Work to do: Print the records below word for word, but leave out the pictures.

Entries provided:
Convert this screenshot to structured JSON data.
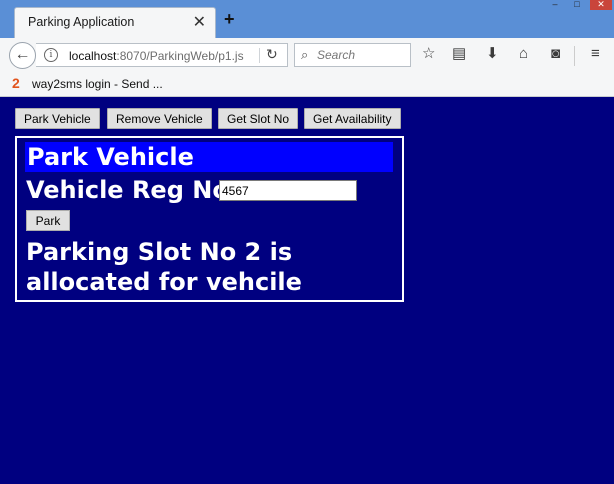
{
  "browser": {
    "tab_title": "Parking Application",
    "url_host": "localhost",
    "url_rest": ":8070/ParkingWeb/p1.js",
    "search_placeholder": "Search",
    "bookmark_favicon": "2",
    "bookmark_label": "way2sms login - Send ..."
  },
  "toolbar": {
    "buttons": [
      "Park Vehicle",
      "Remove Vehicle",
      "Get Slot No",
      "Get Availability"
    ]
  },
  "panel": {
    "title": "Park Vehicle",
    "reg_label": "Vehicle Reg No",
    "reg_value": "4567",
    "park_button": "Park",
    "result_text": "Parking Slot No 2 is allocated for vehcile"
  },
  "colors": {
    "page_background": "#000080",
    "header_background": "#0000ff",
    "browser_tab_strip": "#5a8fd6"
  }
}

Response for this exercise:
Convert this screenshot to structured JSON data.
{
  "browser": {
    "tab_title": "Parking Application",
    "url_host": "localhost",
    "url_rest": ":8070/ParkingWeb/p1.js",
    "search_placeholder": "Search",
    "bookmark_favicon": "2",
    "bookmark_label": "way2sms login - Send ..."
  },
  "toolbar": {
    "buttons": [
      "Park Vehicle",
      "Remove Vehicle",
      "Get Slot No",
      "Get Availability"
    ]
  },
  "panel": {
    "title": "Park Vehicle",
    "reg_label": "Vehicle Reg No",
    "reg_value": "4567",
    "park_button": "Park",
    "result_text": "Parking Slot No 2 is allocated for vehcile"
  },
  "colors": {
    "page_background": "#000080",
    "header_background": "#0000ff",
    "browser_tab_strip": "#5a8fd6"
  }
}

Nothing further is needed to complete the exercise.